Raw records:
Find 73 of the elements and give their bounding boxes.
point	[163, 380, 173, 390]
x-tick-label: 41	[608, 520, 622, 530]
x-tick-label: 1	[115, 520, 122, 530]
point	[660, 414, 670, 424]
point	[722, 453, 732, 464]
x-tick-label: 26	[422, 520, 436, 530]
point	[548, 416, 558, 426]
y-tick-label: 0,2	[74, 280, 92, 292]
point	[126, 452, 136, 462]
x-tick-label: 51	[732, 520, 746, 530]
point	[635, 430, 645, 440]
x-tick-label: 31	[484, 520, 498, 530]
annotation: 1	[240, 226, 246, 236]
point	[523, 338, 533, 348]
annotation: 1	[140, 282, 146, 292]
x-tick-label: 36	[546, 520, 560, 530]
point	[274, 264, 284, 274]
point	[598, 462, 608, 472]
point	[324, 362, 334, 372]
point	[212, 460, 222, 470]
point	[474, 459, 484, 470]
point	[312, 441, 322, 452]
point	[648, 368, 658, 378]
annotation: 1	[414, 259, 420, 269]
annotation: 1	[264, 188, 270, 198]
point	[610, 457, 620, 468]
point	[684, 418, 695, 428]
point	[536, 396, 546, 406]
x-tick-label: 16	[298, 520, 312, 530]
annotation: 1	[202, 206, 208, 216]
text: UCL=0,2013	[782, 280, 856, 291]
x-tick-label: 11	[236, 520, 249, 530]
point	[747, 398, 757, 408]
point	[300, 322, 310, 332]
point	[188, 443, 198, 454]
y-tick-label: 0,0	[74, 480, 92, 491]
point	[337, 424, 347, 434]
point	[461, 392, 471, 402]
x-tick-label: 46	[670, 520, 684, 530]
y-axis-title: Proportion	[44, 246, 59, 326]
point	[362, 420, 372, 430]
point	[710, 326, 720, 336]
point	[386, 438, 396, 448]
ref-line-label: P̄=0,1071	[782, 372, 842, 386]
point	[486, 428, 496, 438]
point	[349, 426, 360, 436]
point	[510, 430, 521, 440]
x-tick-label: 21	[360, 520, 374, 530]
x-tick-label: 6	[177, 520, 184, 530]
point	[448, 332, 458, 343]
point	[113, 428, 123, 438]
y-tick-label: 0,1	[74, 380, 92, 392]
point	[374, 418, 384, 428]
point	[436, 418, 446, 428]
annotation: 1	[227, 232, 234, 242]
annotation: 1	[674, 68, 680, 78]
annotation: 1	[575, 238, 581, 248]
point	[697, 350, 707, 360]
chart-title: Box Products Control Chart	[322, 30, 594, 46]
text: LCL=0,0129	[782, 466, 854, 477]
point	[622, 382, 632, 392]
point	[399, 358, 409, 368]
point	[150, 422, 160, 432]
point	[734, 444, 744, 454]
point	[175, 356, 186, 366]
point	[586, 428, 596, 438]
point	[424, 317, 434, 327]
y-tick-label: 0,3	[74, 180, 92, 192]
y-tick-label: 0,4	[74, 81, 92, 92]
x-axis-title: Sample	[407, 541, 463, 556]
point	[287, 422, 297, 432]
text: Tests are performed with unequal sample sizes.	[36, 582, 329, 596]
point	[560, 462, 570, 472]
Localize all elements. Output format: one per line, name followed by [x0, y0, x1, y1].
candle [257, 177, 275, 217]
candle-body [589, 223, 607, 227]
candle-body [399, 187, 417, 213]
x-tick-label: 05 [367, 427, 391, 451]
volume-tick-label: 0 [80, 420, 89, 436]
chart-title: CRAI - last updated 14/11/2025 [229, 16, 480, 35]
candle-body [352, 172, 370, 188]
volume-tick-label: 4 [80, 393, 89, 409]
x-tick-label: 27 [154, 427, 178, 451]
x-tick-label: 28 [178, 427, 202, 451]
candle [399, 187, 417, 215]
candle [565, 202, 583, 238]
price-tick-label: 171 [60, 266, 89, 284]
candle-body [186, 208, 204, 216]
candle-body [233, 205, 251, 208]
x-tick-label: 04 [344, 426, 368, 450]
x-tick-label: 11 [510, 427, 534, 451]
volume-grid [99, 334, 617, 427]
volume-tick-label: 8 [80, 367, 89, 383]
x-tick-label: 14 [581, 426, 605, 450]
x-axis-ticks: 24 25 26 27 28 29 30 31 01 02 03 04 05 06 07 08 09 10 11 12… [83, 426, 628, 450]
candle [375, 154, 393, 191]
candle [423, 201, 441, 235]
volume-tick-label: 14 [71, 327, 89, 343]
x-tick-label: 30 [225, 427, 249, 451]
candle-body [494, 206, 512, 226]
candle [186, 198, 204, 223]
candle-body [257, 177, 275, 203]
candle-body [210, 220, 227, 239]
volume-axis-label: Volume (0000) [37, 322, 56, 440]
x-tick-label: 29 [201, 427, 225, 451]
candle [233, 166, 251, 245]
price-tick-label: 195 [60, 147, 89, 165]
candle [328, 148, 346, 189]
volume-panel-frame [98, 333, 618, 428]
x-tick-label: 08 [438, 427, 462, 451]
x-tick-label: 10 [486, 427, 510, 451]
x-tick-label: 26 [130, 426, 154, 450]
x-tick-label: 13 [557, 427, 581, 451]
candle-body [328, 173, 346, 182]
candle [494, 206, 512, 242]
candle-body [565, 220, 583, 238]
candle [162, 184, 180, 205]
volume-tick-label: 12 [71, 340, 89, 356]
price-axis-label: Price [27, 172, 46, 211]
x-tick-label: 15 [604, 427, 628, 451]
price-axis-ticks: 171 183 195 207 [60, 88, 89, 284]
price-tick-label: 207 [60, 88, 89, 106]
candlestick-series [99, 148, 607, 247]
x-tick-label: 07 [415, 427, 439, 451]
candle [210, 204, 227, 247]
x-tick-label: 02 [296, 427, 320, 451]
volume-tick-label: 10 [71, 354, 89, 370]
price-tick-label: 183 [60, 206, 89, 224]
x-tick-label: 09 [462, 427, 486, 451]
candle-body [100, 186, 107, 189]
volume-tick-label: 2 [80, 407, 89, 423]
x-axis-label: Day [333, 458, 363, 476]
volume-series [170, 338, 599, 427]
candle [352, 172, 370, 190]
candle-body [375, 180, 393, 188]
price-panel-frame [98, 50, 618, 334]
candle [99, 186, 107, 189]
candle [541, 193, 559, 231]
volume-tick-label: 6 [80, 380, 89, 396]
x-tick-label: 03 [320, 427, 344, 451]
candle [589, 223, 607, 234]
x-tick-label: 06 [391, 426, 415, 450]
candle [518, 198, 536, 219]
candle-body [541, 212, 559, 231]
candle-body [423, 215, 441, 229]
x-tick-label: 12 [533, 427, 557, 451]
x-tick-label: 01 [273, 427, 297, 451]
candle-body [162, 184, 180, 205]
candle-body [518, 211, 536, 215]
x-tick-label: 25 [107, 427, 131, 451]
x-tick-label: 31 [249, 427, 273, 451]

* **Work to do**:
Select every line of the material that contains the word "volume", treating uppercase and lowercase as different.

* **Result below**:
volume-tick-label: 0 [80, 420, 89, 436]
volume-tick-label: 4 [80, 393, 89, 409]
volume-grid [99, 334, 617, 427]
volume-tick-label: 8 [80, 367, 89, 383]
volume-tick-label: 14 [71, 327, 89, 343]
volume-axis-label: Volume (0000) [37, 322, 56, 440]
volume-panel-frame [98, 333, 618, 428]
volume-tick-label: 12 [71, 340, 89, 356]
volume-tick-label: 10 [71, 354, 89, 370]
volume-tick-label: 2 [80, 407, 89, 423]
volume-series [170, 338, 599, 427]
volume-tick-label: 6 [80, 380, 89, 396]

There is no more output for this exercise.